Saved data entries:
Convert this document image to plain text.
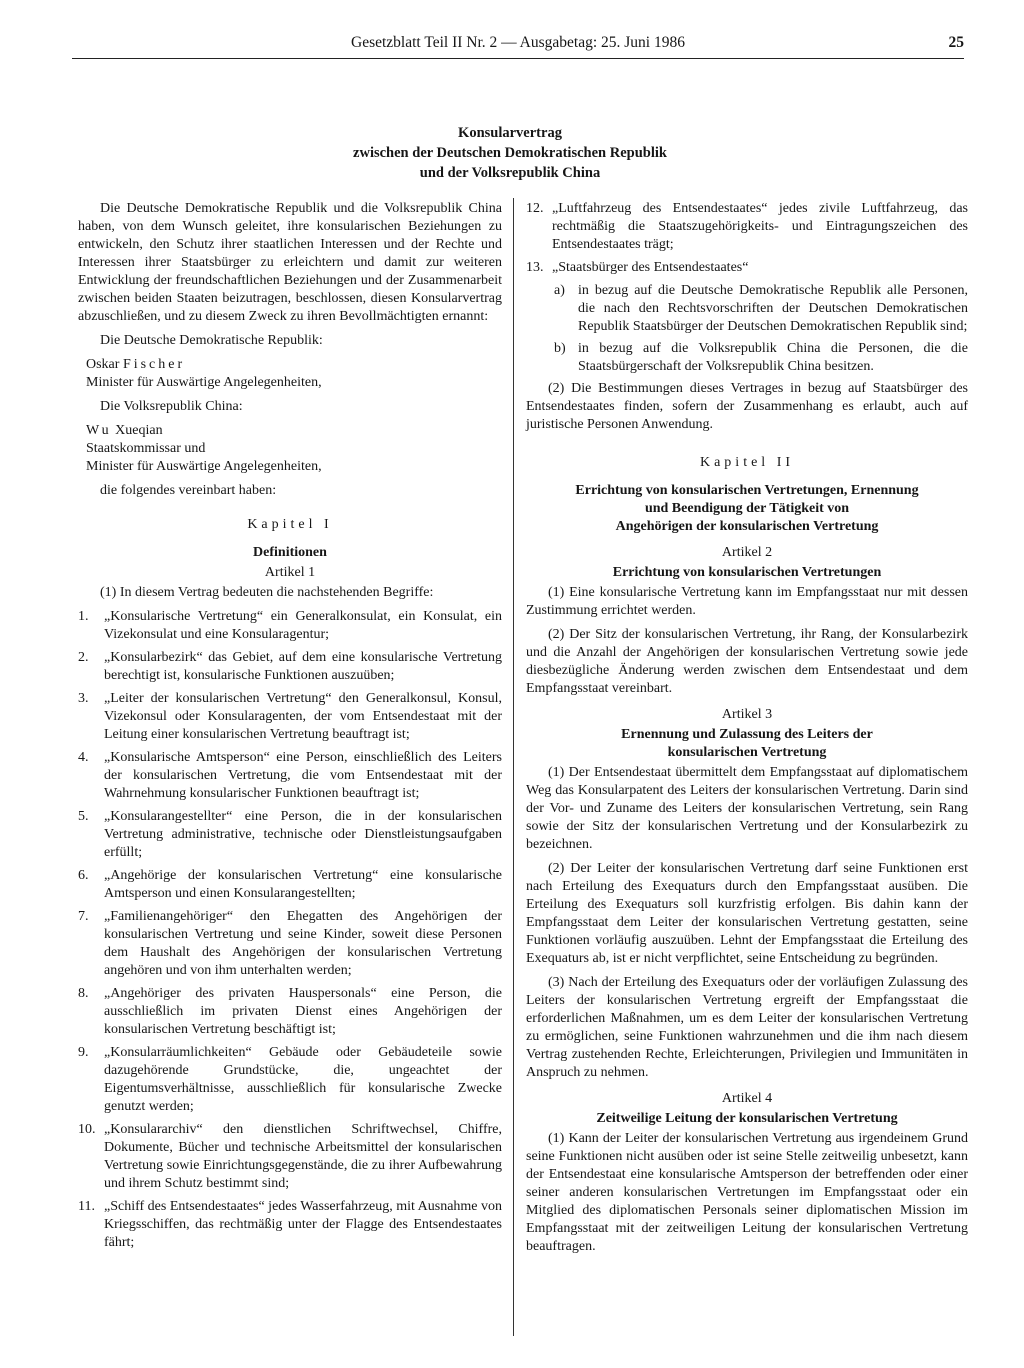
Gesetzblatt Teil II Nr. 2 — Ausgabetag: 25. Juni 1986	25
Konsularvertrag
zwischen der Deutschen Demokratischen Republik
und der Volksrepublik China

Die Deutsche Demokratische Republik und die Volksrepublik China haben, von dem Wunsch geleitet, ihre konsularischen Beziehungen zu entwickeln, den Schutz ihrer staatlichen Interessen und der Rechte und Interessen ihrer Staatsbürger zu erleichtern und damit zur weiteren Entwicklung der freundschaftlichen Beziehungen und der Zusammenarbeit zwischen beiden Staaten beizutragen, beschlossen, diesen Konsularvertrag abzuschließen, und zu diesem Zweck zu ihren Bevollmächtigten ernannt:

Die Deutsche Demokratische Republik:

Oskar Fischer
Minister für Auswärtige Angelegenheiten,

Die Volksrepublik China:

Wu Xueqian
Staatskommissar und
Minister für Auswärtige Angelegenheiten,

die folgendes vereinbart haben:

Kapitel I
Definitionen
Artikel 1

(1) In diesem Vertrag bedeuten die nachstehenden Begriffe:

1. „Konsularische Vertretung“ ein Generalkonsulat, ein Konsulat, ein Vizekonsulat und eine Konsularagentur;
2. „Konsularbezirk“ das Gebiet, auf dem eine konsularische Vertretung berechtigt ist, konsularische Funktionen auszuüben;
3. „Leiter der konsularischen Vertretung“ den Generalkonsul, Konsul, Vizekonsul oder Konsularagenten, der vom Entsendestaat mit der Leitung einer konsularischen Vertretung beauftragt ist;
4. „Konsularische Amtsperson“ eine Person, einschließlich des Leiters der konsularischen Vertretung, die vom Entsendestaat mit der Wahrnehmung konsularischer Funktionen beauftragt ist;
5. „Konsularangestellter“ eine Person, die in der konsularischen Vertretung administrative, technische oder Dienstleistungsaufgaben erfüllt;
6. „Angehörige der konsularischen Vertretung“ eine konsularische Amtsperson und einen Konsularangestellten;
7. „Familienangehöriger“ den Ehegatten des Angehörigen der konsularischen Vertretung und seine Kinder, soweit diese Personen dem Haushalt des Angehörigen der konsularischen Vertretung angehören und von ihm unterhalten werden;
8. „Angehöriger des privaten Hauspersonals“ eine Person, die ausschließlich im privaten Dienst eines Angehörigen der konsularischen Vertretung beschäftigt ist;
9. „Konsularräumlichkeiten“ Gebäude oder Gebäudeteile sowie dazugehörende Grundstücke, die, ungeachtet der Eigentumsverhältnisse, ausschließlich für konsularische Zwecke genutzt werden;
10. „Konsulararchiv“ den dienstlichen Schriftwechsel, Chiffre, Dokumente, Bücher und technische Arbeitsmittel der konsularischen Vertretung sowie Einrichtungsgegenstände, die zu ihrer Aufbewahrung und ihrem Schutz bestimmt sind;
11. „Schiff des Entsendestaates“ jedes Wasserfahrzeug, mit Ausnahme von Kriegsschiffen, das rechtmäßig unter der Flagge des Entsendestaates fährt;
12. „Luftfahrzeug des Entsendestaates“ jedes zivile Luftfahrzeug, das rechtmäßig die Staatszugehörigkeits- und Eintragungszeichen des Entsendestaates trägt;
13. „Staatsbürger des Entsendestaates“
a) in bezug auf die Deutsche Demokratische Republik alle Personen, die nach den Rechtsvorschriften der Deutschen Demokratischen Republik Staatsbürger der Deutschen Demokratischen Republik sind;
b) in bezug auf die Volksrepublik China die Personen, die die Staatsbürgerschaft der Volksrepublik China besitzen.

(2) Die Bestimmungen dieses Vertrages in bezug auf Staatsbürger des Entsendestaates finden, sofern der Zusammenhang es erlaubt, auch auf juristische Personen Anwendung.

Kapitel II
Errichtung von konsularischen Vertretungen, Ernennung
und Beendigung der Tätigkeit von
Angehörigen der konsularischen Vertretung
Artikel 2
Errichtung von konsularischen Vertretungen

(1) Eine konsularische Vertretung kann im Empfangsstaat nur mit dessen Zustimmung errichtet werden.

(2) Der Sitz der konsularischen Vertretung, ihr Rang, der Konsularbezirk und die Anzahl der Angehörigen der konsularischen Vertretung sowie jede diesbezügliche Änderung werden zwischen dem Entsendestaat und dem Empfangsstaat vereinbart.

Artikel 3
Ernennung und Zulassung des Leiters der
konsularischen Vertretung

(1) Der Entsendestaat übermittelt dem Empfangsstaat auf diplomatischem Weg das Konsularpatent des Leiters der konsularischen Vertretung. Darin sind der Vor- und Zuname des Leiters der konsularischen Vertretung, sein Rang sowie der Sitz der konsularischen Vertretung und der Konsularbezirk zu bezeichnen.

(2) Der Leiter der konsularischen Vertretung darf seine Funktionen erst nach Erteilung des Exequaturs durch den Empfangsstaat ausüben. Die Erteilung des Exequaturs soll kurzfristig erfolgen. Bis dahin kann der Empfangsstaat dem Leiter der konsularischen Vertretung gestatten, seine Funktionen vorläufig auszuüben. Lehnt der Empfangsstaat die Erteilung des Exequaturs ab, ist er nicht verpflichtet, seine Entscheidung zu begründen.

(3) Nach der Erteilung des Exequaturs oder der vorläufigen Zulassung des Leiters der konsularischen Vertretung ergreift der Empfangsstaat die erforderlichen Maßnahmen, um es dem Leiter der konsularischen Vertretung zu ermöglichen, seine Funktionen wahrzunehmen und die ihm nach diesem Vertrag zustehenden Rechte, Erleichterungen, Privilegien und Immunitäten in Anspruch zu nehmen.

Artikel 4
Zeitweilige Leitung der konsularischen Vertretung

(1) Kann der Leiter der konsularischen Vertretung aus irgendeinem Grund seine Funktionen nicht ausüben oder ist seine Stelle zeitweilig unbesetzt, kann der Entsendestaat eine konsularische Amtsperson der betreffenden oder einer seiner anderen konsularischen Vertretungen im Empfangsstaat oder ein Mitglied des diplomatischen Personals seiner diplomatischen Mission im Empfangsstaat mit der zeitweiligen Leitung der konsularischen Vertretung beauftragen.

* * *

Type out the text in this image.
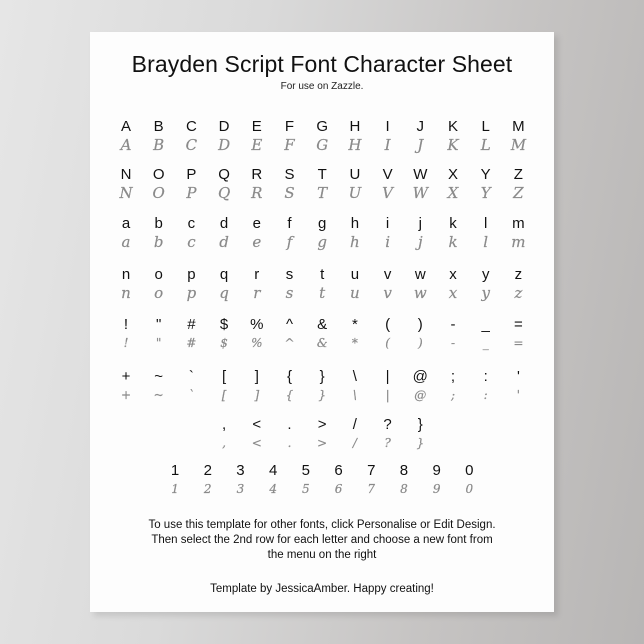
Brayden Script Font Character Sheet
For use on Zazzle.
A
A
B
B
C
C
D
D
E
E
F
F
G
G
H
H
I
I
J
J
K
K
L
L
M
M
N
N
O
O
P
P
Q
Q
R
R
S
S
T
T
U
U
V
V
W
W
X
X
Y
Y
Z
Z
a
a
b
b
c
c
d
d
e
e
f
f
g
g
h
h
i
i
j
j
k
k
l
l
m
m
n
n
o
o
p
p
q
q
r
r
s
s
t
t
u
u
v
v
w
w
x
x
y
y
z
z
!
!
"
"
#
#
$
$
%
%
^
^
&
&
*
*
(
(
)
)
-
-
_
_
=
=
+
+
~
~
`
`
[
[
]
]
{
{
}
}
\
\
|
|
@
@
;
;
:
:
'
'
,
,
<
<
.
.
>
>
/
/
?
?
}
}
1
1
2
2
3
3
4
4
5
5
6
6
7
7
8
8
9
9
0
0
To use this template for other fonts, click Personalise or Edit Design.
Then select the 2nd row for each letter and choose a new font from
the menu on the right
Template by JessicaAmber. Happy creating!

WRITTEN TASK
Work out how many lines of the data above contain the string "Konsularvertrag" and give the number alone.

RESULT FOR THIS TASK
2